** Start Task material **
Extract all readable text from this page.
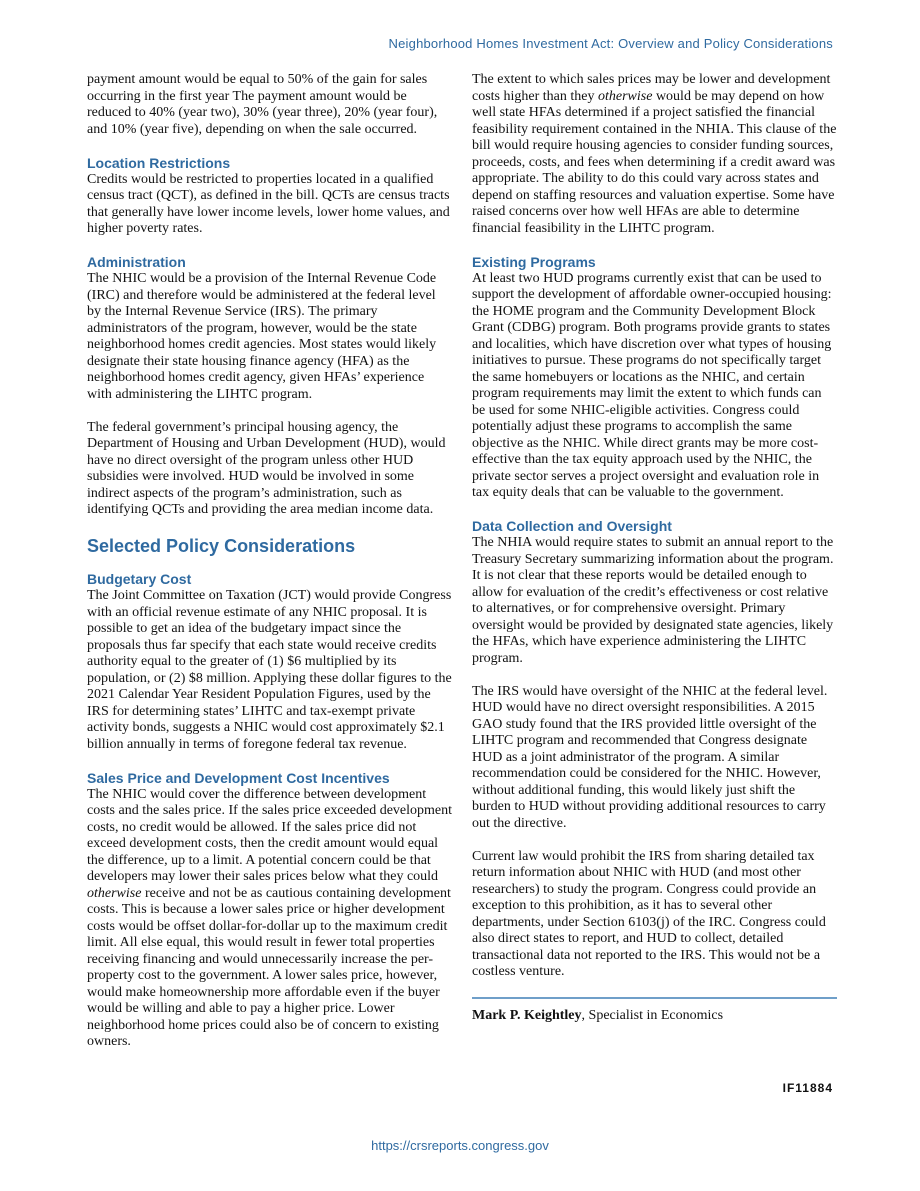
Neighborhood Homes Investment Act: Overview and Policy Considerations

payment amount would be equal to 50% of the gain for sales occurring in the first year The payment amount would be reduced to 40% (year two), 30% (year three), 20% (year four), and 10% (year five), depending on when the sale occurred.

Location Restrictions

Credits would be restricted to properties located in a qualified census tract (QCT), as defined in the bill. QCTs are census tracts that generally have lower income levels, lower home values, and higher poverty rates.

Administration

The NHIC would be a provision of the Internal Revenue Code (IRC) and therefore would be administered at the federal level by the Internal Revenue Service (IRS). The primary administrators of the program, however, would be the state neighborhood homes credit agencies. Most states would likely designate their state housing finance agency (HFA) as the neighborhood homes credit agency, given HFAs’ experience with administering the LIHTC program.

The federal government’s principal housing agency, the Department of Housing and Urban Development (HUD), would have no direct oversight of the program unless other HUD subsidies were involved. HUD would be involved in some indirect aspects of the program’s administration, such as identifying QCTs and providing the area median income data.

Selected Policy Considerations
Budgetary Cost

The Joint Committee on Taxation (JCT) would provide Congress with an official revenue estimate of any NHIC proposal. It is possible to get an idea of the budgetary impact since the proposals thus far specify that each state would receive credits authority equal to the greater of (1) $6 multiplied by its population, or (2) $8 million. Applying these dollar figures to the 2021 Calendar Year Resident Population Figures, used by the IRS for determining states’ LIHTC and tax-exempt private activity bonds, suggests a NHIC would cost approximately $2.1 billion annually in terms of foregone federal tax revenue.

Sales Price and Development Cost Incentives

The NHIC would cover the difference between development costs and the sales price. If the sales price exceeded development costs, no credit would be allowed. If the sales price did not exceed development costs, then the credit amount would equal the difference, up to a limit. A potential concern could be that developers may lower their sales prices below what they could otherwise receive and not be as cautious containing development costs. This is because a lower sales price or higher development costs would be offset dollar-for-dollar up to the maximum credit limit. All else equal, this would result in fewer total properties receiving financing and would unnecessarily increase the per-property cost to the government. A lower sales price, however, would make homeownership more affordable even if the buyer would be willing and able to pay a higher price. Lower neighborhood home prices could also be of concern to existing owners.

The extent to which sales prices may be lower and development costs higher than they otherwise would be may depend on how well state HFAs determined if a project satisfied the financial feasibility requirement contained in the NHIA. This clause of the bill would require housing agencies to consider funding sources, proceeds, costs, and fees when determining if a credit award was appropriate. The ability to do this could vary across states and depend on staffing resources and valuation expertise. Some have raised concerns over how well HFAs are able to determine financial feasibility in the LIHTC program.

Existing Programs

At least two HUD programs currently exist that can be used to support the development of affordable owner-occupied housing: the HOME program and the Community Development Block Grant (CDBG) program. Both programs provide grants to states and localities, which have discretion over what types of housing initiatives to pursue. These programs do not specifically target the same homebuyers or locations as the NHIC, and certain program requirements may limit the extent to which funds can be used for some NHIC-eligible activities. Congress could potentially adjust these programs to accomplish the same objective as the NHIC. While direct grants may be more cost-effective than the tax equity approach used by the NHIC, the private sector serves a project oversight and evaluation role in tax equity deals that can be valuable to the government.

Data Collection and Oversight

The NHIA would require states to submit an annual report to the Treasury Secretary summarizing information about the program. It is not clear that these reports would be detailed enough to allow for evaluation of the credit’s effectiveness or cost relative to alternatives, or for comprehensive oversight. Primary oversight would be provided by designated state agencies, likely the HFAs, which have experience administering the LIHTC program.

The IRS would have oversight of the NHIC at the federal level. HUD would have no direct oversight responsibilities. A 2015 GAO study found that the IRS provided little oversight of the LIHTC program and recommended that Congress designate HUD as a joint administrator of the program. A similar recommendation could be considered for the NHIC. However, without additional funding, this would likely just shift the burden to HUD without providing additional resources to carry out the directive.

Current law would prohibit the IRS from sharing detailed tax return information about NHIC with HUD (and most other researchers) to study the program. Congress could provide an exception to this prohibition, as it has to several other departments, under Section 6103(j) of the IRC. Congress could also direct states to report, and HUD to collect, detailed transactional data not reported to the IRS. This would not be a costless venture.

Mark P. Keightley, Specialist in Economics

IF11884
https://crsreports.congress.gov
** End Task material **
Short exercise:
Images should not appear in the copy; retype the listing above exactly.

Output:
Extract all readable text from this page.
Neighborhood Homes Investment Act: Overview and Policy Considerations

payment amount would be equal to 50% of the gain for sales occurring in the first year The payment amount would be reduced to 40% (year two), 30% (year three), 20% (year four), and 10% (year five), depending on when the sale occurred.

Location Restrictions

Credits would be restricted to properties located in a qualified census tract (QCT), as defined in the bill. QCTs are census tracts that generally have lower income levels, lower home values, and higher poverty rates.

Administration

The NHIC would be a provision of the Internal Revenue Code (IRC) and therefore would be administered at the federal level by the Internal Revenue Service (IRS). The primary administrators of the program, however, would be the state neighborhood homes credit agencies. Most states would likely designate their state housing finance agency (HFA) as the neighborhood homes credit agency, given HFAs’ experience with administering the LIHTC program.

The federal government’s principal housing agency, the Department of Housing and Urban Development (HUD), would have no direct oversight of the program unless other HUD subsidies were involved. HUD would be involved in some indirect aspects of the program’s administration, such as identifying QCTs and providing the area median income data.

Selected Policy Considerations
Budgetary Cost

The Joint Committee on Taxation (JCT) would provide Congress with an official revenue estimate of any NHIC proposal. It is possible to get an idea of the budgetary impact since the proposals thus far specify that each state would receive credits authority equal to the greater of (1) $6 multiplied by its population, or (2) $8 million. Applying these dollar figures to the 2021 Calendar Year Resident Population Figures, used by the IRS for determining states’ LIHTC and tax-exempt private activity bonds, suggests a NHIC would cost approximately $2.1 billion annually in terms of foregone federal tax revenue.

Sales Price and Development Cost Incentives

The NHIC would cover the difference between development costs and the sales price. If the sales price exceeded development costs, no credit would be allowed. If the sales price did not exceed development costs, then the credit amount would equal the difference, up to a limit. A potential concern could be that developers may lower their sales prices below what they could otherwise receive and not be as cautious containing development costs. This is because a lower sales price or higher development costs would be offset dollar-for-dollar up to the maximum credit limit. All else equal, this would result in fewer total properties receiving financing and would unnecessarily increase the per-property cost to the government. A lower sales price, however, would make homeownership more affordable even if the buyer would be willing and able to pay a higher price. Lower neighborhood home prices could also be of concern to existing owners.

The extent to which sales prices may be lower and development costs higher than they otherwise would be may depend on how well state HFAs determined if a project satisfied the financial feasibility requirement contained in the NHIA. This clause of the bill would require housing agencies to consider funding sources, proceeds, costs, and fees when determining if a credit award was appropriate. The ability to do this could vary across states and depend on staffing resources and valuation expertise. Some have raised concerns over how well HFAs are able to determine financial feasibility in the LIHTC program.

Existing Programs

At least two HUD programs currently exist that can be used to support the development of affordable owner-occupied housing: the HOME program and the Community Development Block Grant (CDBG) program. Both programs provide grants to states and localities, which have discretion over what types of housing initiatives to pursue. These programs do not specifically target the same homebuyers or locations as the NHIC, and certain program requirements may limit the extent to which funds can be used for some NHIC-eligible activities. Congress could potentially adjust these programs to accomplish the same objective as the NHIC. While direct grants may be more cost-effective than the tax equity approach used by the NHIC, the private sector serves a project oversight and evaluation role in tax equity deals that can be valuable to the government.

Data Collection and Oversight

The NHIA would require states to submit an annual report to the Treasury Secretary summarizing information about the program. It is not clear that these reports would be detailed enough to allow for evaluation of the credit’s effectiveness or cost relative to alternatives, or for comprehensive oversight. Primary oversight would be provided by designated state agencies, likely the HFAs, which have experience administering the LIHTC program.

The IRS would have oversight of the NHIC at the federal level. HUD would have no direct oversight responsibilities. A 2015 GAO study found that the IRS provided little oversight of the LIHTC program and recommended that Congress designate HUD as a joint administrator of the program. A similar recommendation could be considered for the NHIC. However, without additional funding, this would likely just shift the burden to HUD without providing additional resources to carry out the directive.

Current law would prohibit the IRS from sharing detailed tax return information about NHIC with HUD (and most other researchers) to study the program. Congress could provide an exception to this prohibition, as it has to several other departments, under Section 6103(j) of the IRC. Congress could also direct states to report, and HUD to collect, detailed transactional data not reported to the IRS. This would not be a costless venture.

Mark P. Keightley, Specialist in Economics

IF11884
https://crsreports.congress.gov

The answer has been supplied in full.